**WRITTEN REQUEST**
Tell me how many lines hold "bottom", please, using only the number.

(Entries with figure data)
----

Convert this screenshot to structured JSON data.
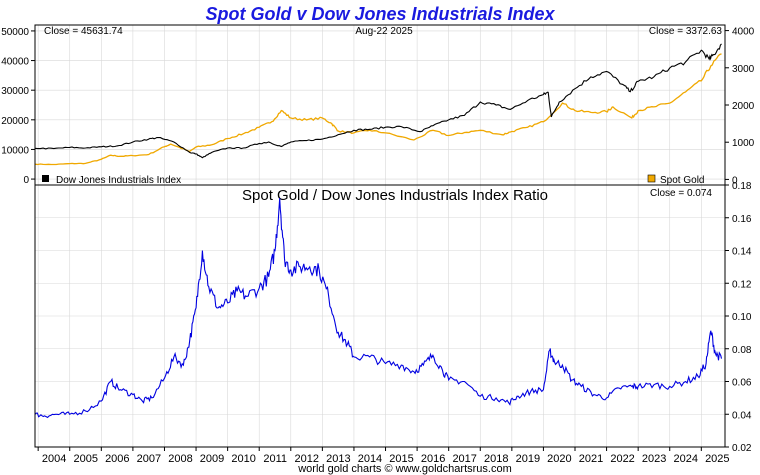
{
  "page_title": "Spot Gold v Dow Jones Industrials Index",
  "footer": "world gold charts © www.goldchartsrus.com",
  "colors": {
    "title": "#1a1adf",
    "dow": "#000000",
    "gold": "#f0a800",
    "ratio": "#0000e0",
    "grid": "#d8d8d8",
    "frame": "#000000"
  },
  "chart_data": [
    {
      "type": "line",
      "panel": "top",
      "title": "",
      "header_left": "Close = 45631.74",
      "header_center": "Aug-22  2025",
      "header_right": "Close = 3372.63",
      "x_tick_labels": [
        "2004",
        "2005",
        "2006",
        "2007",
        "2008",
        "2009",
        "2010",
        "2011",
        "2012",
        "2013",
        "2014",
        "2015",
        "2016",
        "2017",
        "2018",
        "2019",
        "2020",
        "2021",
        "2022",
        "2023",
        "2024",
        "2025"
      ],
      "xlim": [
        2003.9,
        2025.75
      ],
      "y_left": {
        "lim": [
          -2000,
          52000
        ],
        "ticks": [
          0,
          10000,
          20000,
          30000,
          40000,
          50000
        ],
        "tick_labels": [
          "0",
          "10000",
          "20000",
          "30000",
          "40000",
          "50000"
        ]
      },
      "y_right": {
        "lim": [
          -150,
          4150
        ],
        "ticks": [
          0,
          1000,
          2000,
          3000,
          4000
        ],
        "tick_labels": [
          "0",
          "1000",
          "2000",
          "3000",
          "4000"
        ]
      },
      "grid": true,
      "legend": [
        {
          "name": "Dow Jones Industrials Index",
          "position": "bottom-left"
        },
        {
          "name": "Spot Gold",
          "position": "bottom-right"
        }
      ],
      "series": [
        {
          "name": "Dow Jones Industrials Index",
          "axis": "left",
          "x": [
            2003.9,
            2004.5,
            2005.0,
            2005.5,
            2006.0,
            2006.5,
            2007.0,
            2007.5,
            2007.8,
            2008.3,
            2008.8,
            2009.0,
            2009.2,
            2009.5,
            2010.0,
            2010.5,
            2011.0,
            2011.3,
            2011.7,
            2012.0,
            2012.5,
            2013.0,
            2013.5,
            2014.0,
            2014.5,
            2015.0,
            2015.5,
            2016.1,
            2016.5,
            2017.0,
            2017.5,
            2018.0,
            2018.5,
            2018.95,
            2019.5,
            2020.0,
            2020.15,
            2020.25,
            2020.5,
            2021.0,
            2021.5,
            2022.0,
            2022.5,
            2022.75,
            2023.0,
            2023.5,
            2024.0,
            2024.5,
            2025.0,
            2025.25,
            2025.4,
            2025.64
          ],
          "values": [
            10400,
            10300,
            10700,
            10500,
            10900,
            11200,
            12500,
            13500,
            14000,
            12500,
            9000,
            8500,
            7200,
            9000,
            10500,
            10500,
            12000,
            12500,
            11000,
            12500,
            13000,
            13500,
            15000,
            16500,
            16800,
            17500,
            17700,
            16000,
            18000,
            20000,
            21500,
            26000,
            25000,
            23500,
            26500,
            28500,
            29300,
            21000,
            26000,
            30500,
            34500,
            36300,
            32000,
            29500,
            33000,
            34500,
            37500,
            39500,
            43500,
            40500,
            42000,
            45631.74
          ]
        },
        {
          "name": "Spot Gold",
          "axis": "right",
          "x": [
            2003.9,
            2004.5,
            2005.0,
            2005.5,
            2006.0,
            2006.3,
            2006.6,
            2007.0,
            2007.5,
            2008.0,
            2008.2,
            2008.8,
            2009.0,
            2009.5,
            2010.0,
            2010.5,
            2011.0,
            2011.4,
            2011.7,
            2012.0,
            2012.5,
            2013.0,
            2013.3,
            2013.5,
            2014.0,
            2014.5,
            2015.0,
            2015.9,
            2016.5,
            2017.0,
            2017.5,
            2018.0,
            2018.7,
            2019.0,
            2019.5,
            2020.0,
            2020.6,
            2021.0,
            2021.5,
            2022.0,
            2022.2,
            2022.8,
            2023.0,
            2023.5,
            2024.0,
            2024.5,
            2025.0,
            2025.3,
            2025.64
          ],
          "values": [
            410,
            400,
            425,
            430,
            540,
            650,
            620,
            640,
            670,
            880,
            950,
            750,
            870,
            930,
            1100,
            1230,
            1400,
            1550,
            1850,
            1650,
            1600,
            1650,
            1500,
            1300,
            1250,
            1320,
            1250,
            1060,
            1320,
            1180,
            1260,
            1320,
            1200,
            1290,
            1400,
            1550,
            2050,
            1850,
            1800,
            1820,
            1950,
            1650,
            1850,
            1950,
            2050,
            2350,
            2650,
            3050,
            3372.63
          ]
        }
      ]
    },
    {
      "type": "line",
      "panel": "bottom",
      "title": "Spot Gold  /  Dow Jones Industrials Index Ratio",
      "header_right": "Close = 0.074",
      "x_tick_labels": [
        "2004",
        "2005",
        "2006",
        "2007",
        "2008",
        "2009",
        "2010",
        "2011",
        "2012",
        "2013",
        "2014",
        "2015",
        "2016",
        "2017",
        "2018",
        "2019",
        "2020",
        "2021",
        "2022",
        "2023",
        "2024",
        "2025"
      ],
      "xlim": [
        2003.9,
        2025.75
      ],
      "y_right": {
        "lim": [
          0.02,
          0.18
        ],
        "ticks": [
          0.02,
          0.04,
          0.06,
          0.08,
          0.1,
          0.12,
          0.14,
          0.16,
          0.18
        ],
        "tick_labels": [
          "0.02",
          "0.04",
          "0.06",
          "0.08",
          "0.10",
          "0.12",
          "0.14",
          "0.16",
          "0.18"
        ]
      },
      "grid": true,
      "series": [
        {
          "name": "Spot Gold / Dow Jones Industrials Index Ratio",
          "x": [
            2003.9,
            2004.2,
            2004.6,
            2005.0,
            2005.5,
            2006.0,
            2006.3,
            2006.6,
            2007.0,
            2007.3,
            2007.6,
            2008.0,
            2008.3,
            2008.6,
            2008.8,
            2009.0,
            2009.2,
            2009.4,
            2009.7,
            2010.0,
            2010.3,
            2010.6,
            2011.0,
            2011.3,
            2011.5,
            2011.65,
            2011.8,
            2012.0,
            2012.3,
            2012.6,
            2012.9,
            2013.2,
            2013.5,
            2013.8,
            2014.0,
            2014.5,
            2015.0,
            2015.5,
            2015.9,
            2016.2,
            2016.5,
            2016.8,
            2017.0,
            2017.5,
            2018.0,
            2018.5,
            2018.9,
            2019.2,
            2019.6,
            2020.0,
            2020.2,
            2020.35,
            2020.6,
            2020.9,
            2021.2,
            2021.6,
            2022.0,
            2022.4,
            2022.8,
            2023.0,
            2023.5,
            2024.0,
            2024.5,
            2024.9,
            2025.15,
            2025.3,
            2025.45,
            2025.64
          ],
          "values": [
            0.04,
            0.039,
            0.04,
            0.04,
            0.042,
            0.048,
            0.06,
            0.055,
            0.052,
            0.048,
            0.05,
            0.062,
            0.075,
            0.07,
            0.085,
            0.105,
            0.14,
            0.118,
            0.105,
            0.108,
            0.115,
            0.112,
            0.117,
            0.124,
            0.14,
            0.172,
            0.135,
            0.128,
            0.13,
            0.13,
            0.128,
            0.112,
            0.09,
            0.083,
            0.075,
            0.075,
            0.071,
            0.07,
            0.066,
            0.07,
            0.076,
            0.067,
            0.061,
            0.06,
            0.051,
            0.05,
            0.047,
            0.051,
            0.054,
            0.055,
            0.079,
            0.072,
            0.07,
            0.061,
            0.057,
            0.052,
            0.05,
            0.056,
            0.057,
            0.057,
            0.058,
            0.057,
            0.06,
            0.063,
            0.071,
            0.091,
            0.077,
            0.074
          ]
        }
      ]
    }
  ]
}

----

**COMPLETE OUTPUT**
3